■ Challenge ■
Pick out the lines below that include the string "title".

■ Rows ■
===
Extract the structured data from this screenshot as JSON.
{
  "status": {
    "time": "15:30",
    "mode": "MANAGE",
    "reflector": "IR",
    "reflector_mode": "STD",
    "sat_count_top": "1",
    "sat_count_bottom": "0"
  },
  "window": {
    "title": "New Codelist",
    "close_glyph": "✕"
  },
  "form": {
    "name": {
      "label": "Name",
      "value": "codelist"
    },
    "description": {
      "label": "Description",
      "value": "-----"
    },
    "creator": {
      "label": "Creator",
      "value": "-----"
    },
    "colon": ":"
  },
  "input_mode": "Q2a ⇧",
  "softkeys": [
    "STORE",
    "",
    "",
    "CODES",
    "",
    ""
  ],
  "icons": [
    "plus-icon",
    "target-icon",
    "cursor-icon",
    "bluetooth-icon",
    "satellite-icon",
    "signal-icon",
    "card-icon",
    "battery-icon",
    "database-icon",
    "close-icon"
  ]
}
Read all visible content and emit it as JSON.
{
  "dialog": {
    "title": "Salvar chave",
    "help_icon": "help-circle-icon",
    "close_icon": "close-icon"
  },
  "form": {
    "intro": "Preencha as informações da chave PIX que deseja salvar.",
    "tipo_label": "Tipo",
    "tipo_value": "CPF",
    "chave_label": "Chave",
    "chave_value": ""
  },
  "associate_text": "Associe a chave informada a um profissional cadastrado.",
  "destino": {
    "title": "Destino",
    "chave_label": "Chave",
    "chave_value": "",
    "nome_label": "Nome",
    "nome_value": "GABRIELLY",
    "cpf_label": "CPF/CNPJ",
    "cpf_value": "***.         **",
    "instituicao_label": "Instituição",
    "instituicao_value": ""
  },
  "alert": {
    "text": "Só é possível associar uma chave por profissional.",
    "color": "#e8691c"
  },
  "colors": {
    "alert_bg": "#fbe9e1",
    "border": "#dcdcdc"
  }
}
===
■ Task response ■
    "title": "New Codelist",
    "title": "Salvar chave",
    "title": "Destino",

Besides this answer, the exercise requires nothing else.